## Material shown
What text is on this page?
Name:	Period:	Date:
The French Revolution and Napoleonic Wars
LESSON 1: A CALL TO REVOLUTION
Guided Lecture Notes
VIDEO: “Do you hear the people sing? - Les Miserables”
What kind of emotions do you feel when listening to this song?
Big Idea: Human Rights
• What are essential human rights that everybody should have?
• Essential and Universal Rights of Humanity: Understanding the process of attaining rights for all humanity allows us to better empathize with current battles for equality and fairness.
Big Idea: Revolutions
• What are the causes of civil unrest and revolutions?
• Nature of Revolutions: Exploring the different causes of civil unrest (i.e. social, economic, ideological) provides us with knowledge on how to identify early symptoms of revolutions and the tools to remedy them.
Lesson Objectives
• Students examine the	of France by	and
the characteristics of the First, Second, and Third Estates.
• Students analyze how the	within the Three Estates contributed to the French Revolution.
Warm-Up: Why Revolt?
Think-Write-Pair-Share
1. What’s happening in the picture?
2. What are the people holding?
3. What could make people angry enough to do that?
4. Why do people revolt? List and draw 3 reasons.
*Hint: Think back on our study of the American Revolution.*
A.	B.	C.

## Short task
Nothing should be changed: write out all of the data as is.

## Answer to the task
What text is on this page?
Name:	Period:	Date:
The French Revolution and Napoleonic Wars
LESSON 1: A CALL TO REVOLUTION
Guided Lecture Notes
VIDEO: “Do you hear the people sing? - Les Miserables”
What kind of emotions do you feel when listening to this song?
Big Idea: Human Rights
• What are essential human rights that everybody should have?
• Essential and Universal Rights of Humanity: Understanding the process of attaining rights for all humanity allows us to better empathize with current battles for equality and fairness.
Big Idea: Revolutions
• What are the causes of civil unrest and revolutions?
• Nature of Revolutions: Exploring the different causes of civil unrest (i.e. social, economic, ideological) provides us with knowledge on how to identify early symptoms of revolutions and the tools to remedy them.
Lesson Objectives
• Students examine the	of France by	and
the characteristics of the First, Second, and Third Estates.
• Students analyze how the	within the Three Estates contributed to the French Revolution.
Warm-Up: Why Revolt?
Think-Write-Pair-Share
1. What’s happening in the picture?
2. What are the people holding?
3. What could make people angry enough to do that?
4. Why do people revolt? List and draw 3 reasons.
*Hint: Think back on our study of the American Revolution.*
A.	B.	C.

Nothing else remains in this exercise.